• _TO DO_
Identify all lines in the data containing the string "order". Copy them out.

Excerpts from a figure dataset:
+ + +
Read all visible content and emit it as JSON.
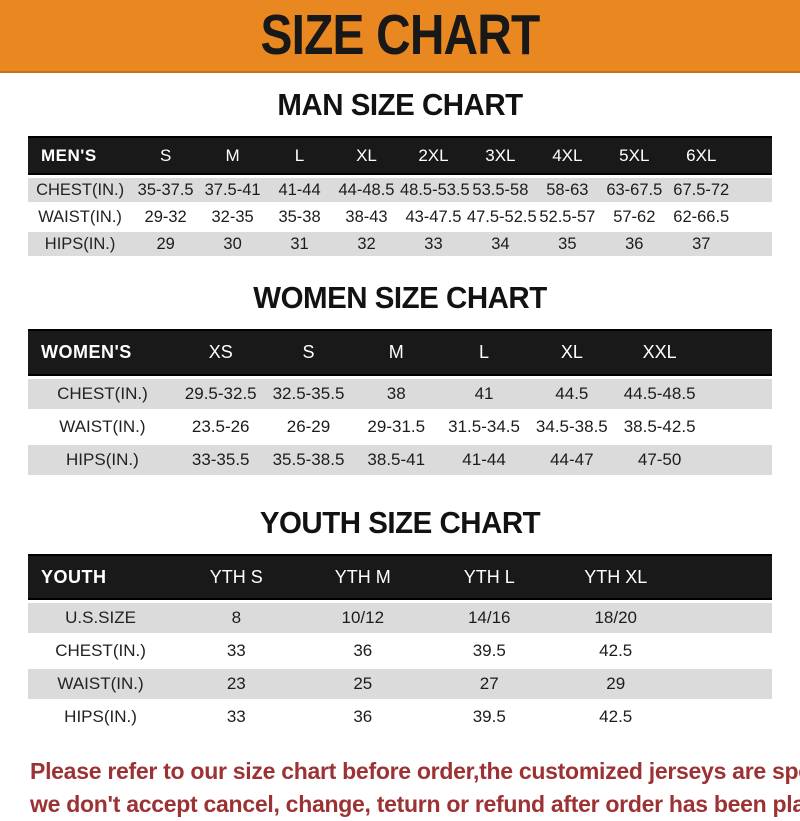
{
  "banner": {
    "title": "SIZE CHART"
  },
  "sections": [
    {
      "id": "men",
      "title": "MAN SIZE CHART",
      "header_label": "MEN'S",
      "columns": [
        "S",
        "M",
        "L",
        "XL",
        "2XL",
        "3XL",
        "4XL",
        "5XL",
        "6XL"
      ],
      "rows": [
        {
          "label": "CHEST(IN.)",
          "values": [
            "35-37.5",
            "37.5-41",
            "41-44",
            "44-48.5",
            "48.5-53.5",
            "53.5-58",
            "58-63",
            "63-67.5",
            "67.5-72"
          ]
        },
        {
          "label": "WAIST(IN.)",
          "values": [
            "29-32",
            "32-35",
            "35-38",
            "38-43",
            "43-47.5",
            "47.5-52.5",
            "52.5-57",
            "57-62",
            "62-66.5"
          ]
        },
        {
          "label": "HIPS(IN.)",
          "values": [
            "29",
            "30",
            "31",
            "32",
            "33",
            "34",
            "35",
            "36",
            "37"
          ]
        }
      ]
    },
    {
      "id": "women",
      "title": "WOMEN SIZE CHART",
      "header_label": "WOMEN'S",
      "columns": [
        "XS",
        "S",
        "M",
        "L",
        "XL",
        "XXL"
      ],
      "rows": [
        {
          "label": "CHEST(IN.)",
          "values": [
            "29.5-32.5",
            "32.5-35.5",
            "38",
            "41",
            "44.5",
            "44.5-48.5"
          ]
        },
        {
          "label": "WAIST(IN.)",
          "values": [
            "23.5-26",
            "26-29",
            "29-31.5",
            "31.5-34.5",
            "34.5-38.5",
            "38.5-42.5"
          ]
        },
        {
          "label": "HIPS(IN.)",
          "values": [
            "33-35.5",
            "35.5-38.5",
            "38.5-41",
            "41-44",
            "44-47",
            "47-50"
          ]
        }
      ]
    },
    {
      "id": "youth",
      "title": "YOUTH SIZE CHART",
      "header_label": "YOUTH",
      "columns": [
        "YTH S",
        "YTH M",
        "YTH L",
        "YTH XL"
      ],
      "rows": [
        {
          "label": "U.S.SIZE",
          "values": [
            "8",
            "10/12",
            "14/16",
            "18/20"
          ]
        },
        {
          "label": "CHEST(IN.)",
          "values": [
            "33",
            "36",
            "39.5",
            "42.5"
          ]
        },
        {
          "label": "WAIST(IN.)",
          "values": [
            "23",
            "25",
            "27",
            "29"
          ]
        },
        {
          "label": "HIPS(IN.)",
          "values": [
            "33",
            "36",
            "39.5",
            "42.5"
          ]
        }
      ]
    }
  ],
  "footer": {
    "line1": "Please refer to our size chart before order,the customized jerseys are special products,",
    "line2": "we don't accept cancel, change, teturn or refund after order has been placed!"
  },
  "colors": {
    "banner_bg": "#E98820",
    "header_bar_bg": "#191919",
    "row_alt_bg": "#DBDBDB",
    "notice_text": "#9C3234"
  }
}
+ + +
• _EXERCISE ANSWER_
    "line1": "Please refer to our size chart before order,the customized jerseys are special products,",
    "line2": "we don't accept cancel, change, teturn or refund after order has been placed!"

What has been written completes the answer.